-- Begin Records for this exercise --

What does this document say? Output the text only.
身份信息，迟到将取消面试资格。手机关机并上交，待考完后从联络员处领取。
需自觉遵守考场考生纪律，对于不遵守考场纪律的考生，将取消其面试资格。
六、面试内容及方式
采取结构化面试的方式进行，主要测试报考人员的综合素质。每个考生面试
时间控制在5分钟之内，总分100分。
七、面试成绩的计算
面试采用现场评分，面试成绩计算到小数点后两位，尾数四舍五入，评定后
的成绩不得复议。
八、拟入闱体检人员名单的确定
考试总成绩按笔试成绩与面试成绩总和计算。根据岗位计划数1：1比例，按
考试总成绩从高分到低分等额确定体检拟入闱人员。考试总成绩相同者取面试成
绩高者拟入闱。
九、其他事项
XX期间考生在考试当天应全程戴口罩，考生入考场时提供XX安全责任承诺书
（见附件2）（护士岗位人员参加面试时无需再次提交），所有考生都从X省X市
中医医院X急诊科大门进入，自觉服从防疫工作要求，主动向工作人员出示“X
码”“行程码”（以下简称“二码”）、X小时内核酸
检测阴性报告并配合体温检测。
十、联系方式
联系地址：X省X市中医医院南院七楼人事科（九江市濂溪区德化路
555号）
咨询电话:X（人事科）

-- End Records for this exercise --

Your task is to repeat the data exactly, with nothing left out.

_Task response_.
What does this document say? Output the text only.
身份信息，迟到将取消面试资格。手机关机并上交，待考完后从联络员处领取。
需自觉遵守考场考生纪律，对于不遵守考场纪律的考生，将取消其面试资格。
六、面试内容及方式
采取结构化面试的方式进行，主要测试报考人员的综合素质。每个考生面试
时间控制在5分钟之内，总分100分。
七、面试成绩的计算
面试采用现场评分，面试成绩计算到小数点后两位，尾数四舍五入，评定后
的成绩不得复议。
八、拟入闱体检人员名单的确定
考试总成绩按笔试成绩与面试成绩总和计算。根据岗位计划数1：1比例，按
考试总成绩从高分到低分等额确定体检拟入闱人员。考试总成绩相同者取面试成
绩高者拟入闱。
九、其他事项
XX期间考生在考试当天应全程戴口罩，考生入考场时提供XX安全责任承诺书
（见附件2）（护士岗位人员参加面试时无需再次提交），所有考生都从X省X市
中医医院X急诊科大门进入，自觉服从防疫工作要求，主动向工作人员出示“X
码”“行程码”（以下简称“二码”）、X小时内核酸
检测阴性报告并配合体温检测。
十、联系方式
联系地址：X省X市中医医院南院七楼人事科（九江市濂溪区德化路
555号）
咨询电话:X（人事科）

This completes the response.